#### PASSAGE PROVIDED
Each piece offers a sketch of everyday wonders in everyday habitat loss. Nature is the dead sparrow in the pickup line at the elementary school, a full moon over the electric substation, and the cicada chorus that doesn’t make a days-long migraine any better (but doesn’t make it any worse). Nature is under our feet, over our heads, and beside us: the very places we need to know first. Arranged by season, the pieces in this collection investigate and celebrate nature—just as it is—in the yard, on the sidewalk, at the park, the parking lot.

“Nature is not here just to teach you or cure you or remind you of something about yourself, though you can, of course, learn and heal and remember—which we all desperately need to do—but that’s not why this bee is biting a circle from the redbud leaf, or why the pokeweed is blooming, or why a cottontail is stretching and rolling in the dirt by the porch where rain never reaches.”
(from “Why it is Good to Go Outside Even When You Feel Like Hell,” p. 50)
########
■ **WRITTEN PROBLEM 1**:
In the passage about nature, how are the pieces in the collection arranged?
The passage about nature and the data listing have no connection to each other.
#### ITEMS
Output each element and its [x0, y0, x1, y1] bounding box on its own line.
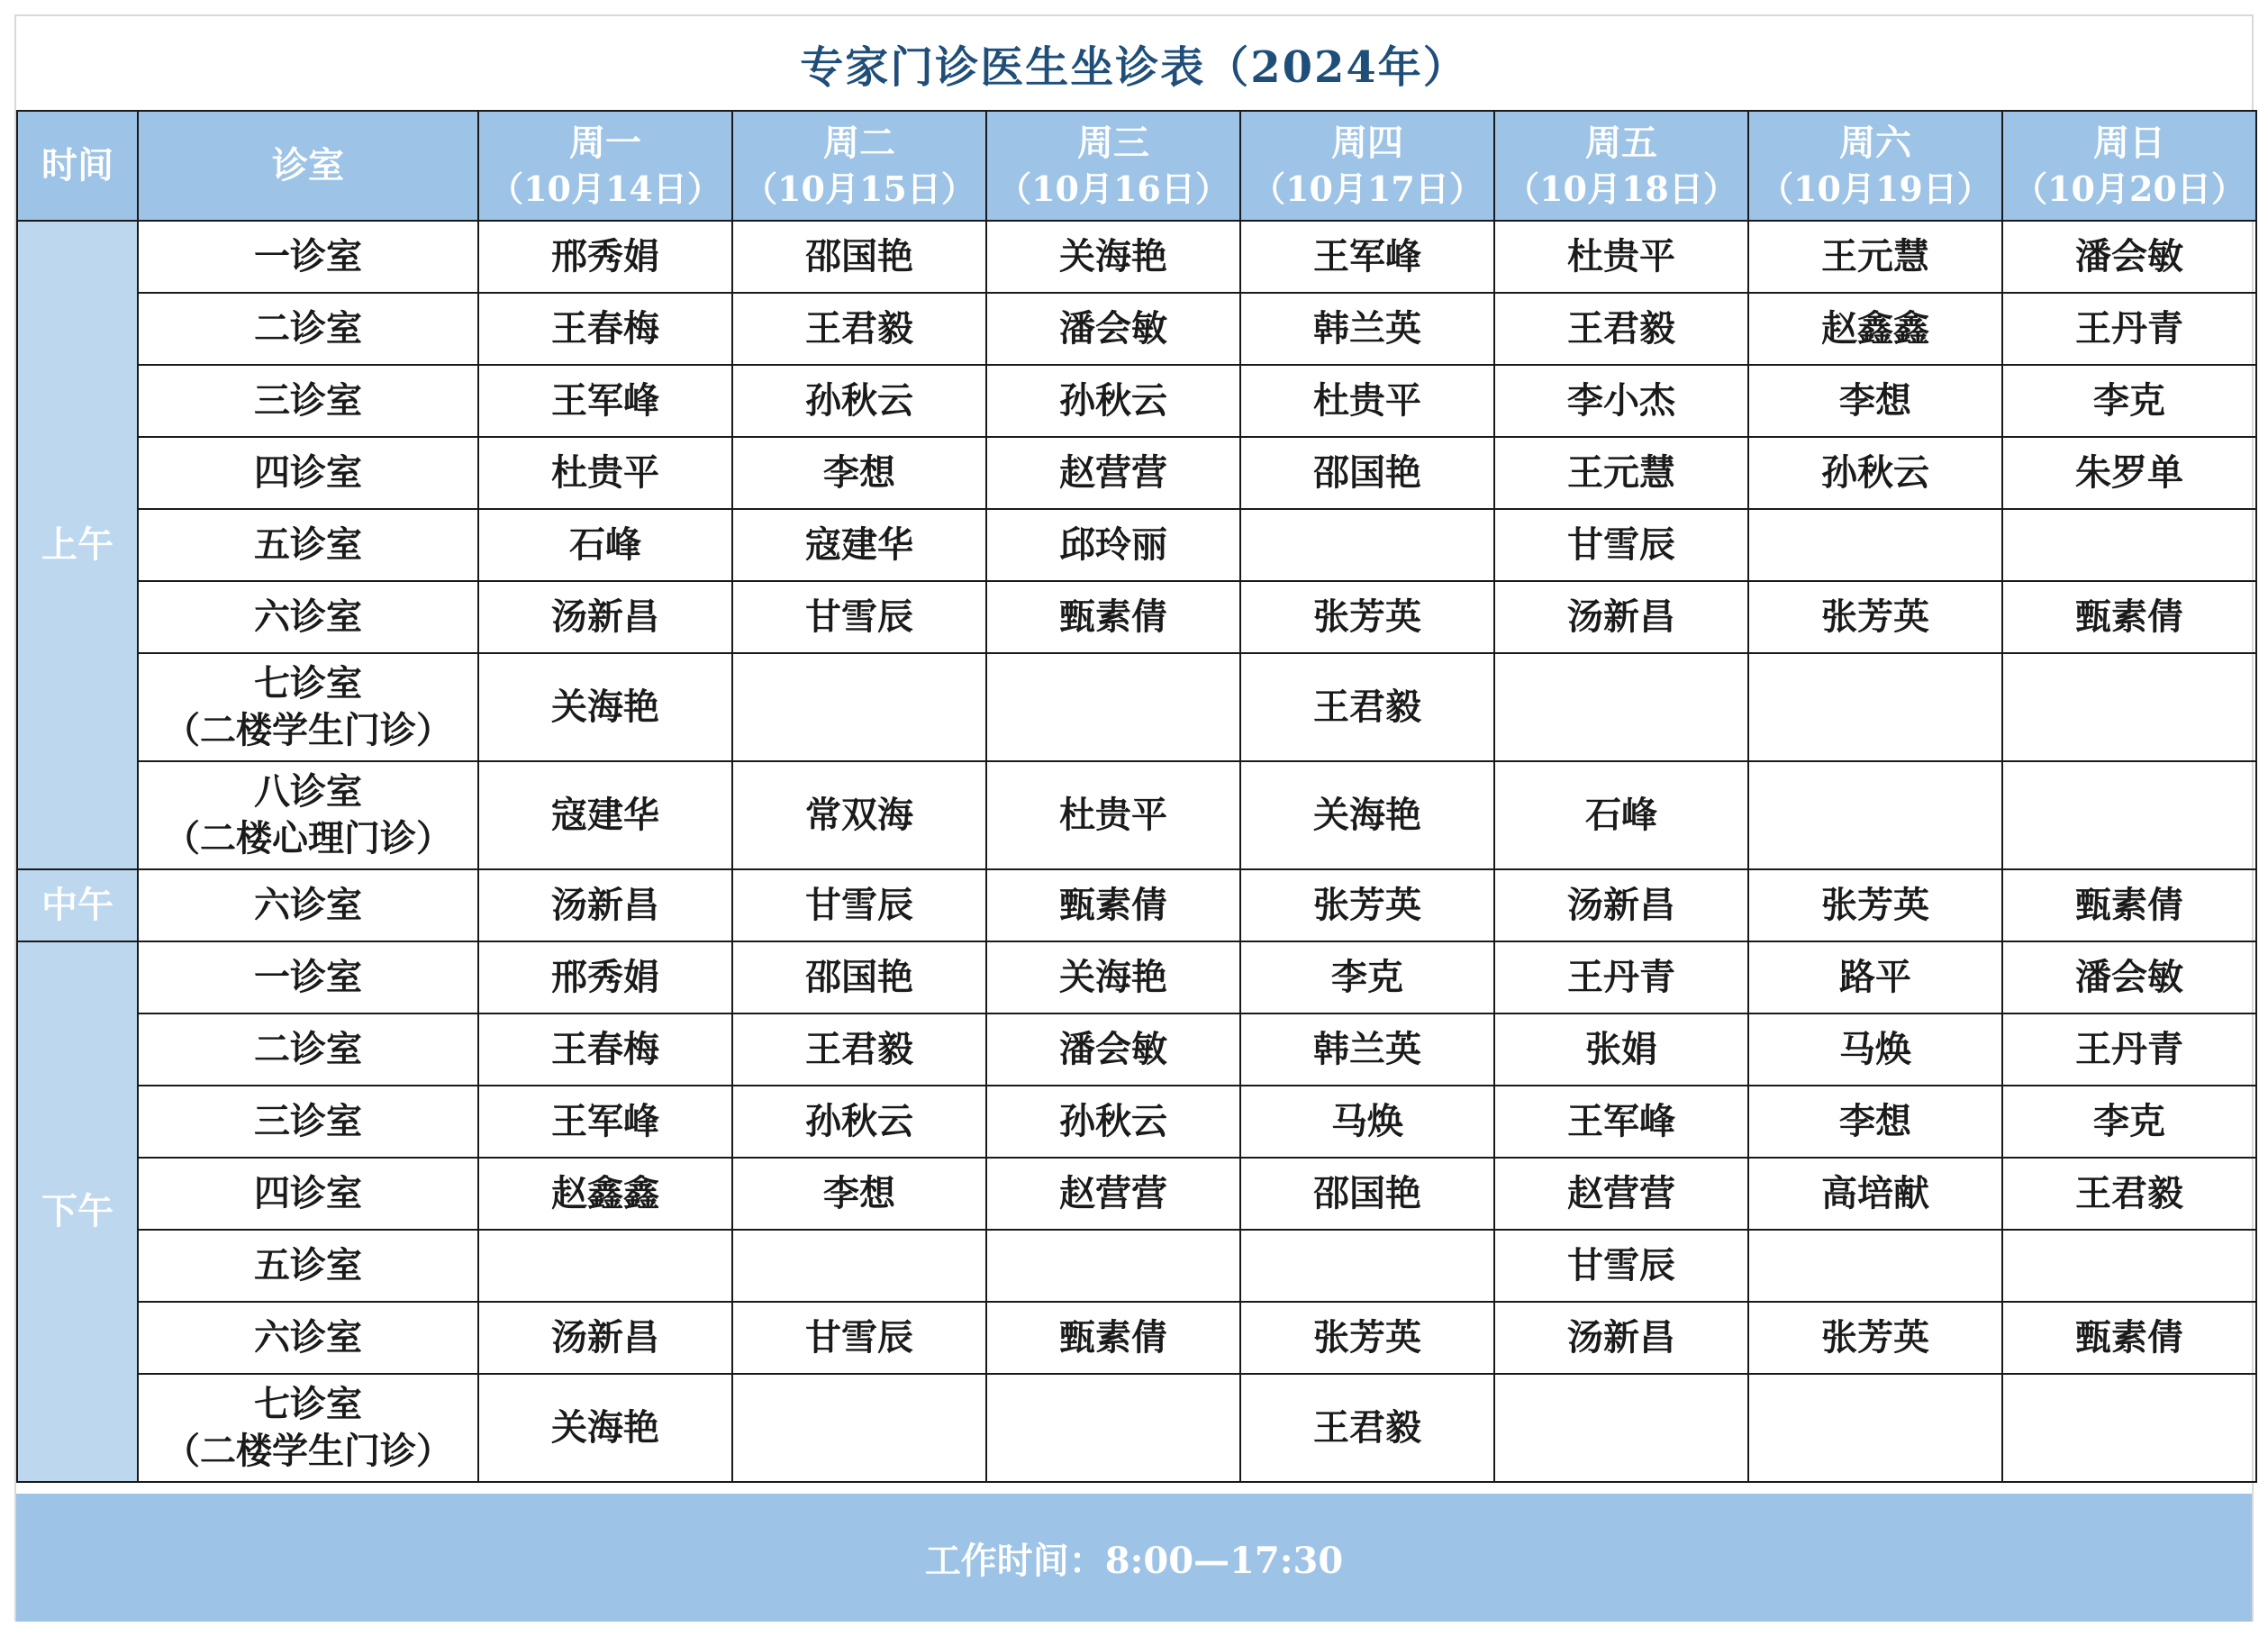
table-row: [17, 1302, 2256, 1374]
doctor-cell: 甄素倩: [986, 1302, 1240, 1374]
doctor-cell: 王丹青: [2002, 1013, 2256, 1086]
schedule-sheet: [14, 14, 2254, 1622]
table-row: [17, 1013, 2256, 1086]
doctor-cell: 王君毅: [1240, 1374, 1494, 1482]
schedule-body: [17, 221, 2256, 1482]
table-row: [17, 1230, 2256, 1302]
day-date: （10月20日）: [2013, 168, 2245, 210]
doctor-cell: [1748, 1230, 2002, 1302]
table-row: [17, 221, 2256, 293]
doctor-cell: 邢秀娟: [478, 221, 732, 293]
room-cell: [138, 1013, 478, 1086]
room-name: 二诊室: [254, 307, 362, 350]
doctor-cell: 甘雪辰: [732, 869, 986, 941]
day-name: 周五: [1585, 122, 1657, 165]
doctor-cell: 王君毅: [2002, 1158, 2256, 1230]
doctor-cell: 邵国艳: [1240, 1158, 1494, 1230]
room-cell: [138, 581, 478, 653]
doctor-cell: 王元慧: [1494, 437, 1748, 509]
room-name: 六诊室: [254, 595, 362, 638]
header-time: 时间: [17, 111, 138, 221]
table-row: [17, 365, 2256, 437]
table-row: [17, 1374, 2256, 1482]
header-day: [986, 111, 1240, 221]
day-date: （10月18日）: [1505, 168, 1737, 210]
doctor-cell: 汤新昌: [478, 581, 732, 653]
day-date: （10月19日）: [1759, 168, 1991, 210]
room-name: 四诊室: [254, 451, 362, 494]
doctor-cell: 张芳英: [1240, 1302, 1494, 1374]
doctor-cell: 邵国艳: [1240, 437, 1494, 509]
doctor-cell: 王君毅: [732, 1013, 986, 1086]
doctor-cell: 甘雪辰: [732, 1302, 986, 1374]
doctor-cell: 寇建华: [478, 761, 732, 869]
doctor-cell: [1748, 509, 2002, 581]
room-cell: [138, 941, 478, 1013]
doctor-cell: 张芳英: [1240, 581, 1494, 653]
doctor-cell: 汤新昌: [478, 1302, 732, 1374]
doctor-cell: 马焕: [1748, 1013, 2002, 1086]
doctor-cell: [732, 653, 986, 761]
header-day: [2002, 111, 2256, 221]
doctor-cell: 甘雪辰: [732, 581, 986, 653]
doctor-cell: 潘会敏: [986, 293, 1240, 365]
header-room: 诊室: [138, 111, 478, 221]
doctor-cell: 甘雪辰: [1494, 1230, 1748, 1302]
room-cell: [138, 437, 478, 509]
doctor-cell: 杜贵平: [1494, 221, 1748, 293]
day-name: 周四: [1331, 122, 1403, 165]
doctor-cell: 王军峰: [1240, 221, 1494, 293]
doctor-cell: 石峰: [478, 509, 732, 581]
doctor-cell: 杜贵平: [986, 761, 1240, 869]
doctor-cell: [478, 1230, 732, 1302]
doctor-cell: 汤新昌: [478, 869, 732, 941]
table-row: [17, 869, 2256, 941]
header-day: [1240, 111, 1494, 221]
doctor-cell: 邱玲丽: [986, 509, 1240, 581]
day-name: 周六: [1839, 122, 1911, 165]
doctor-cell: 王春梅: [478, 1013, 732, 1086]
header-day: [1494, 111, 1748, 221]
doctor-cell: 潘会敏: [2002, 941, 2256, 1013]
doctor-cell: 朱罗单: [2002, 437, 2256, 509]
doctor-cell: 赵鑫鑫: [1748, 293, 2002, 365]
doctor-cell: 寇建华: [732, 509, 986, 581]
day-date: （10月15日）: [743, 168, 975, 210]
doctor-cell: 赵营营: [1494, 1158, 1748, 1230]
doctor-cell: 李克: [2002, 1086, 2256, 1158]
doctor-cell: [2002, 761, 2256, 869]
header-row: [17, 111, 2256, 221]
doctor-cell: [986, 1374, 1240, 1482]
doctor-cell: 高培献: [1748, 1158, 2002, 1230]
doctor-cell: [2002, 1230, 2256, 1302]
doctor-cell: 汤新昌: [1494, 1302, 1748, 1374]
doctor-cell: [1494, 653, 1748, 761]
room-name: 六诊室: [254, 884, 362, 926]
table-row: [17, 941, 2256, 1013]
table-row: [17, 1158, 2256, 1230]
header-day: [732, 111, 986, 221]
doctor-cell: [1240, 1230, 1494, 1302]
room-name: 七诊室: [254, 1383, 362, 1425]
room-cell: [138, 761, 478, 869]
room-cell: [138, 1158, 478, 1230]
doctor-cell: 杜贵平: [1240, 365, 1494, 437]
schedule-table: [16, 110, 2257, 1483]
doctor-cell: 关海艳: [986, 941, 1240, 1013]
room-name: 二诊室: [254, 1028, 362, 1070]
doctor-cell: 赵鑫鑫: [478, 1158, 732, 1230]
doctor-cell: 韩兰英: [1240, 1013, 1494, 1086]
work-hours-footer: 工作时间：8:00—17:30: [16, 1494, 2252, 1622]
period-cell: 上午: [17, 221, 138, 869]
doctor-cell: 李克: [2002, 365, 2256, 437]
table-row: [17, 1086, 2256, 1158]
doctor-cell: [1748, 1374, 2002, 1482]
doctor-cell: 邵国艳: [732, 221, 986, 293]
day-date: （10月16日）: [997, 168, 1229, 210]
period-cell: 下午: [17, 941, 138, 1482]
doctor-cell: 关海艳: [478, 653, 732, 761]
doctor-cell: 张芳英: [1748, 869, 2002, 941]
room-cell: [138, 509, 478, 581]
doctor-cell: 关海艳: [478, 1374, 732, 1482]
doctor-cell: 王军峰: [478, 1086, 732, 1158]
room-cell: [138, 1302, 478, 1374]
day-name: 周三: [1077, 122, 1149, 165]
room-cell: [138, 869, 478, 941]
day-name: 周二: [823, 122, 895, 165]
doctor-cell: 石峰: [1494, 761, 1748, 869]
room-note: （二楼学生门诊）: [164, 709, 452, 751]
doctor-cell: 常双海: [732, 761, 986, 869]
doctor-cell: 张芳英: [1748, 1302, 2002, 1374]
room-name: 三诊室: [254, 379, 362, 422]
doctor-cell: 王军峰: [478, 365, 732, 437]
doctor-cell: [1494, 1374, 1748, 1482]
room-cell: [138, 1086, 478, 1158]
doctor-cell: 王君毅: [732, 293, 986, 365]
doctor-cell: [2002, 509, 2256, 581]
doctor-cell: 赵营营: [986, 437, 1240, 509]
doctor-cell: 潘会敏: [2002, 221, 2256, 293]
doctor-cell: 甄素倩: [2002, 869, 2256, 941]
doctor-cell: 甄素倩: [2002, 581, 2256, 653]
table-row: [17, 581, 2256, 653]
doctor-cell: 张芳英: [1748, 581, 2002, 653]
doctor-cell: [986, 1230, 1240, 1302]
page-title: 专家门诊医生坐诊表（2024年）: [800, 41, 1468, 93]
doctor-cell: 王军峰: [1494, 1086, 1748, 1158]
room-cell: [138, 221, 478, 293]
room-cell: [138, 365, 478, 437]
doctor-cell: [732, 1374, 986, 1482]
doctor-cell: 马焕: [1240, 1086, 1494, 1158]
doctor-cell: 杜贵平: [478, 437, 732, 509]
doctor-cell: 张娟: [1494, 1013, 1748, 1086]
room-cell: [138, 1230, 478, 1302]
doctor-cell: 李想: [1748, 1086, 2002, 1158]
room-name: 四诊室: [254, 1172, 362, 1214]
room-name: 七诊室: [254, 662, 362, 704]
table-row: [17, 509, 2256, 581]
header-day: [478, 111, 732, 221]
doctor-cell: [986, 653, 1240, 761]
doctor-cell: 孙秋云: [732, 1086, 986, 1158]
doctor-cell: 甄素倩: [986, 581, 1240, 653]
room-name: 六诊室: [254, 1316, 362, 1359]
doctor-cell: 孙秋云: [986, 365, 1240, 437]
doctor-cell: 孙秋云: [1748, 437, 2002, 509]
doctor-cell: 王春梅: [478, 293, 732, 365]
room-note: （二楼学生门诊）: [164, 1430, 452, 1472]
day-name: 周日: [2093, 122, 2165, 165]
doctor-cell: 汤新昌: [1494, 869, 1748, 941]
doctor-cell: 李想: [732, 1158, 986, 1230]
table-row: [17, 761, 2256, 869]
day-date: （10月14日）: [489, 168, 721, 210]
doctor-cell: 王丹青: [2002, 293, 2256, 365]
room-name: 一诊室: [254, 956, 362, 998]
doctor-cell: 王君毅: [1240, 653, 1494, 761]
doctor-cell: 甄素倩: [2002, 1302, 2256, 1374]
table-row: [17, 437, 2256, 509]
room-name: 五诊室: [254, 1244, 362, 1286]
doctor-cell: 汤新昌: [1494, 581, 1748, 653]
doctor-cell: 张芳英: [1240, 869, 1494, 941]
doctor-cell: [1748, 761, 2002, 869]
room-cell: [138, 653, 478, 761]
room-name: 三诊室: [254, 1100, 362, 1142]
doctor-cell: [1240, 509, 1494, 581]
doctor-cell: 关海艳: [986, 221, 1240, 293]
room-name: 五诊室: [254, 523, 362, 566]
room-name: 八诊室: [254, 770, 362, 813]
day-name: 周一: [569, 122, 641, 165]
room-cell: [138, 293, 478, 365]
doctor-cell: 潘会敏: [986, 1013, 1240, 1086]
doctor-cell: [1748, 653, 2002, 761]
doctor-cell: 赵营营: [986, 1158, 1240, 1230]
doctor-cell: 邵国艳: [732, 941, 986, 1013]
room-note: （二楼心理门诊）: [164, 817, 452, 859]
table-row: [17, 653, 2256, 761]
doctor-cell: 关海艳: [1240, 761, 1494, 869]
doctor-cell: 甄素倩: [986, 869, 1240, 941]
doctor-cell: 孙秋云: [732, 365, 986, 437]
doctor-cell: 李想: [732, 437, 986, 509]
room-cell: [138, 1374, 478, 1482]
doctor-cell: 孙秋云: [986, 1086, 1240, 1158]
doctor-cell: 李克: [1240, 941, 1494, 1013]
doctor-cell: 邢秀娟: [478, 941, 732, 1013]
room-name: 一诊室: [254, 235, 362, 277]
doctor-cell: 王丹青: [1494, 941, 1748, 1013]
doctor-cell: 王元慧: [1748, 221, 2002, 293]
doctor-cell: 路平: [1748, 941, 2002, 1013]
period-cell: 中午: [17, 869, 138, 941]
doctor-cell: 甘雪辰: [1494, 509, 1748, 581]
day-date: （10月17日）: [1251, 168, 1483, 210]
doctor-cell: [2002, 653, 2256, 761]
table-row: [17, 293, 2256, 365]
doctor-cell: [732, 1230, 986, 1302]
doctor-cell: 李想: [1748, 365, 2002, 437]
header-day: [1748, 111, 2002, 221]
doctor-cell: 王君毅: [1494, 293, 1748, 365]
doctor-cell: 李小杰: [1494, 365, 1748, 437]
doctor-cell: [2002, 1374, 2256, 1482]
doctor-cell: 韩兰英: [1240, 293, 1494, 365]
########
■ **WRITTEN PROBLEM 2**:
Copy the lines of the data listing from the line with "table-row: [17, 1302, 2256, 1374]" to the line with "table-row: [17, 1374, 2256, 1482]", including both of those lines.

■ **CORRECT RESPONSE 1**:
By season.

■ **CORRECT RESPONSE 2**:
table-row: [17, 1302, 2256, 1374]
doctor-cell: 甄素倩: [986, 1302, 1240, 1374]
doctor-cell: 王丹青: [2002, 1013, 2256, 1086]
schedule-sheet: [14, 14, 2254, 1622]
table-row: [17, 1013, 2256, 1086]
doctor-cell: 王君毅: [1240, 1374, 1494, 1482]
schedule-body: [17, 221, 2256, 1482]
table-row: [17, 1230, 2256, 1302]
day-date: （10月20日）: [2013, 168, 2245, 210]
doctor-cell: [1748, 1230, 2002, 1302]
table-row: [17, 221, 2256, 293]
doctor-cell: 邢秀娟: [478, 221, 732, 293]
room-cell: [138, 1013, 478, 1086]
room-name: 二诊室: [254, 307, 362, 350]
doctor-cell: 甘雪辰: [732, 869, 986, 941]
day-name: 周五: [1585, 122, 1657, 165]
doctor-cell: 王君毅: [2002, 1158, 2256, 1230]
doctor-cell: 邵国艳: [1240, 1158, 1494, 1230]
room-cell: [138, 581, 478, 653]
doctor-cell: 王元慧: [1494, 437, 1748, 509]
room-name: 六诊室: [254, 595, 362, 638]
header-time: 时间: [17, 111, 138, 221]
table-row: [17, 365, 2256, 437]
table-row: [17, 1374, 2256, 1482]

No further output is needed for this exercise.